SET TASK ::
Switch every "Point" in the listing below to "Marker" and write the listing out again, changing nothing else. Leave the pictures out.

-.-.-

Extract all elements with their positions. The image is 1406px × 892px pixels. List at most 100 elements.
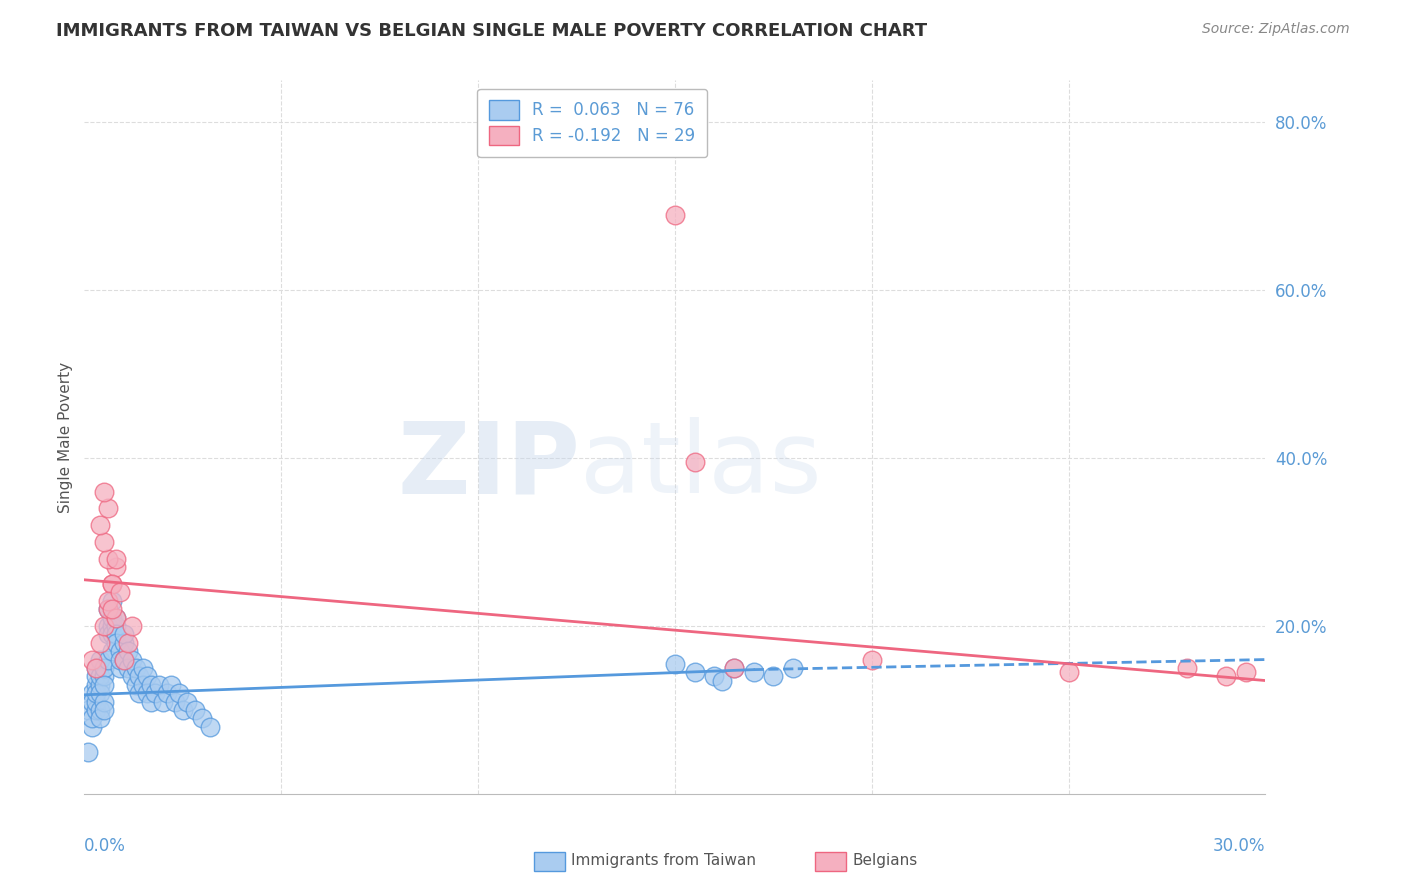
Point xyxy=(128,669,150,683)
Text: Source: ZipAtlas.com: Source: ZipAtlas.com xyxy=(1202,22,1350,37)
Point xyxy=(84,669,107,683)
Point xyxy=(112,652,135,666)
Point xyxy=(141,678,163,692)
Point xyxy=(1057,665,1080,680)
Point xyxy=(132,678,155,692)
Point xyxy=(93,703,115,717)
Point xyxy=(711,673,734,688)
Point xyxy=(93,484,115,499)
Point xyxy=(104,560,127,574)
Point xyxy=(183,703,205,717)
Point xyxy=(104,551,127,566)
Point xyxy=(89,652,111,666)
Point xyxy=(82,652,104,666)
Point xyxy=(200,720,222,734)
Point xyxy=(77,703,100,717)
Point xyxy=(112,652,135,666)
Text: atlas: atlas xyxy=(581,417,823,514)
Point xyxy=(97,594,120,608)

-.-.-

ANSWER TO THE TASK ::
Extract all elements with their positions. The image is 1406px × 892px pixels. List at most 100 elements.
Marker xyxy=(128,669,150,683)
Text: Source: ZipAtlas.com: Source: ZipAtlas.com xyxy=(1202,22,1350,37)
Marker xyxy=(84,669,107,683)
Marker xyxy=(112,652,135,666)
Marker xyxy=(141,678,163,692)
Marker xyxy=(1057,665,1080,680)
Marker xyxy=(132,678,155,692)
Marker xyxy=(93,703,115,717)
Marker xyxy=(711,673,734,688)
Marker xyxy=(93,484,115,499)
Marker xyxy=(104,560,127,574)
Marker xyxy=(183,703,205,717)
Marker xyxy=(104,551,127,566)
Marker xyxy=(89,652,111,666)
Marker xyxy=(82,652,104,666)
Marker xyxy=(200,720,222,734)
Marker xyxy=(77,703,100,717)
Marker xyxy=(112,652,135,666)
Text: atlas: atlas xyxy=(581,417,823,514)
Marker xyxy=(97,594,120,608)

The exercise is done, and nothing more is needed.